# START OF Data

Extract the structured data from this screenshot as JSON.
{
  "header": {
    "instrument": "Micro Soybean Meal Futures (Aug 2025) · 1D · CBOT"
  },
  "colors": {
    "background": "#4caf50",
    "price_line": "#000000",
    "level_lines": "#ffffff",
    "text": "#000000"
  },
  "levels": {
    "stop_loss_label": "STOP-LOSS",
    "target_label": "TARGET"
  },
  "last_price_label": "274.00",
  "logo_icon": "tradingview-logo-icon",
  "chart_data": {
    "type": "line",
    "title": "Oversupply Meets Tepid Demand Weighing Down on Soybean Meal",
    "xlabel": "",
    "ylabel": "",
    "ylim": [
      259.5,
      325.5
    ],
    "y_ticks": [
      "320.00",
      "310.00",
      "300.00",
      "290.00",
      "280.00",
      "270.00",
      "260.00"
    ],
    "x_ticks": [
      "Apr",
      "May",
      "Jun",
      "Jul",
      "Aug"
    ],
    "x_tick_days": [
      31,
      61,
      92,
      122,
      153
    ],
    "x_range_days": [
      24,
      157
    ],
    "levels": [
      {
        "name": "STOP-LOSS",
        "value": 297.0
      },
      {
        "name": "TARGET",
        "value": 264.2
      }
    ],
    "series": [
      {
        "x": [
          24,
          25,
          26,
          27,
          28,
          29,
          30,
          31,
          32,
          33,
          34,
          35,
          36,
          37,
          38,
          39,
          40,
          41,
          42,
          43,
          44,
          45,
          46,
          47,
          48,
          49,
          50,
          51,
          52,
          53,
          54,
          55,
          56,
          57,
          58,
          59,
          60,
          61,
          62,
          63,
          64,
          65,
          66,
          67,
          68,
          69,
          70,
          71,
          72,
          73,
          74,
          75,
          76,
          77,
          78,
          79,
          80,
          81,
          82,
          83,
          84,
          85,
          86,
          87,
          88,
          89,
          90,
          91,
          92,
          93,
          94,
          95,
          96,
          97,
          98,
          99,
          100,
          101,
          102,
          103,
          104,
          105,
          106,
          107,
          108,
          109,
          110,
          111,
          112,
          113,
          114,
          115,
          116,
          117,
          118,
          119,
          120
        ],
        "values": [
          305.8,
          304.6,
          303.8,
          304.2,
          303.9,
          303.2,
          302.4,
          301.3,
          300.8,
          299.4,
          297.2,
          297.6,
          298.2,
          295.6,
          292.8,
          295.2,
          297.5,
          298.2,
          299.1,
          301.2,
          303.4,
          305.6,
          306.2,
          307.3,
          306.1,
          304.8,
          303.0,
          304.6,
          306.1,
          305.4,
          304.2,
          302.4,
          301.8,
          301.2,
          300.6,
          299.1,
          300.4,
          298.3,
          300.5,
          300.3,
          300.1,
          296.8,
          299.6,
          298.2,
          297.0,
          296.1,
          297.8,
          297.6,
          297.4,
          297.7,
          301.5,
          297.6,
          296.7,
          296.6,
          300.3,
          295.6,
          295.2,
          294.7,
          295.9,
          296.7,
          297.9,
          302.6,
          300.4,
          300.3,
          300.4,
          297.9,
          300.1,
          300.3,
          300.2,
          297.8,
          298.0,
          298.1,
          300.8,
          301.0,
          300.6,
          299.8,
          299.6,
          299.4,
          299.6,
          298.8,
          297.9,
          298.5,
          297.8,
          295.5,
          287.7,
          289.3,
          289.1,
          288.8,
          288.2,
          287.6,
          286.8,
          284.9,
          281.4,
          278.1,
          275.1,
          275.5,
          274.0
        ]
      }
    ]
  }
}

# END OF Data

Set task: Which lines include the word "Meal"? List them all.

Answer to the problem:
    "instrument": "Micro Soybean Meal Futures (Aug 2025) · 1D · CBOT"
    "title": "Oversupply Meets Tepid Demand Weighing Down on Soybean Meal",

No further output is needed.